> [TASK STATEMENT]: Omit all pictures and give the records below again exactly as written.

BEGIN GIVEN DATA

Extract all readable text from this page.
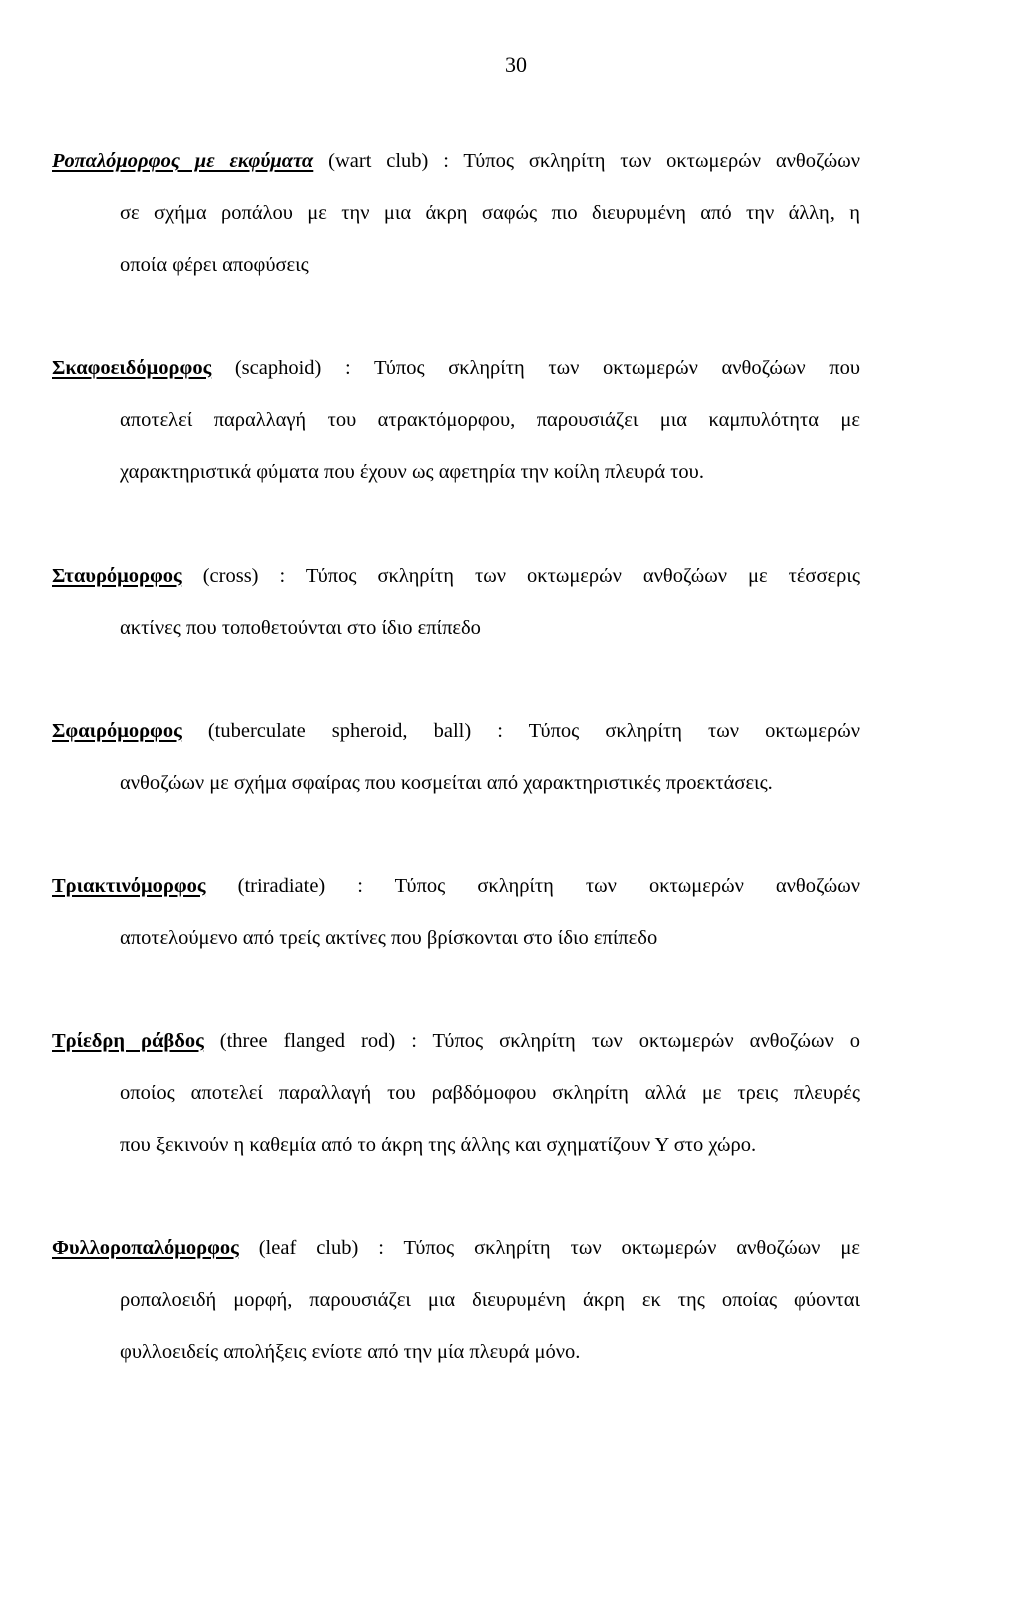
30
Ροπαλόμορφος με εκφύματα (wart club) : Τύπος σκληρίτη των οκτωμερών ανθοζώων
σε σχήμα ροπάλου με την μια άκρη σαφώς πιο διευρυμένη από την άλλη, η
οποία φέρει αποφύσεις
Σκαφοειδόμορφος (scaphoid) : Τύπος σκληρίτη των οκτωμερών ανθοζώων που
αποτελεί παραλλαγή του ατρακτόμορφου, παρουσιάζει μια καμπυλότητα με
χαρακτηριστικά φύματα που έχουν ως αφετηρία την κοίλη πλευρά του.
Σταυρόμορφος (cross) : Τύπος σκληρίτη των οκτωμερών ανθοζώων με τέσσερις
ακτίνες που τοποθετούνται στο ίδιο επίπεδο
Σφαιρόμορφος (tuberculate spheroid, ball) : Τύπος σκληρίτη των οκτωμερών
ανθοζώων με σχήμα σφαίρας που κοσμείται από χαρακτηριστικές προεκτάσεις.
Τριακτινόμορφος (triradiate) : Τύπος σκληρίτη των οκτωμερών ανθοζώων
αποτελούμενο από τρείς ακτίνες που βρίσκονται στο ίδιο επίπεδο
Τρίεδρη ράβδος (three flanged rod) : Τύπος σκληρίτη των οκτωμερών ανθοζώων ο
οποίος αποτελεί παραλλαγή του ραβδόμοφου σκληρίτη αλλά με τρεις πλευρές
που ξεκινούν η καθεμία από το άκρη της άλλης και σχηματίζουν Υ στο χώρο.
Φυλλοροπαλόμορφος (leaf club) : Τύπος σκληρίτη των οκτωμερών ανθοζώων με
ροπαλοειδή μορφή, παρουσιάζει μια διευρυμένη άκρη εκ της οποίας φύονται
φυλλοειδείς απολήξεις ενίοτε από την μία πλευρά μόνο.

END GIVEN DATA

> [EXERCISE RESULT]:
Extract all readable text from this page.
30
Ροπαλόμορφος με εκφύματα (wart club) : Τύπος σκληρίτη των οκτωμερών ανθοζώων
σε σχήμα ροπάλου με την μια άκρη σαφώς πιο διευρυμένη από την άλλη, η
οποία φέρει αποφύσεις
Σκαφοειδόμορφος (scaphoid) : Τύπος σκληρίτη των οκτωμερών ανθοζώων που
αποτελεί παραλλαγή του ατρακτόμορφου, παρουσιάζει μια καμπυλότητα με
χαρακτηριστικά φύματα που έχουν ως αφετηρία την κοίλη πλευρά του.
Σταυρόμορφος (cross) : Τύπος σκληρίτη των οκτωμερών ανθοζώων με τέσσερις
ακτίνες που τοποθετούνται στο ίδιο επίπεδο
Σφαιρόμορφος (tuberculate spheroid, ball) : Τύπος σκληρίτη των οκτωμερών
ανθοζώων με σχήμα σφαίρας που κοσμείται από χαρακτηριστικές προεκτάσεις.
Τριακτινόμορφος (triradiate) : Τύπος σκληρίτη των οκτωμερών ανθοζώων
αποτελούμενο από τρείς ακτίνες που βρίσκονται στο ίδιο επίπεδο
Τρίεδρη ράβδος (three flanged rod) : Τύπος σκληρίτη των οκτωμερών ανθοζώων ο
οποίος αποτελεί παραλλαγή του ραβδόμοφου σκληρίτη αλλά με τρεις πλευρές
που ξεκινούν η καθεμία από το άκρη της άλλης και σχηματίζουν Υ στο χώρο.
Φυλλοροπαλόμορφος (leaf club) : Τύπος σκληρίτη των οκτωμερών ανθοζώων με
ροπαλοειδή μορφή, παρουσιάζει μια διευρυμένη άκρη εκ της οποίας φύονται
φυλλοειδείς απολήξεις ενίοτε από την μία πλευρά μόνο.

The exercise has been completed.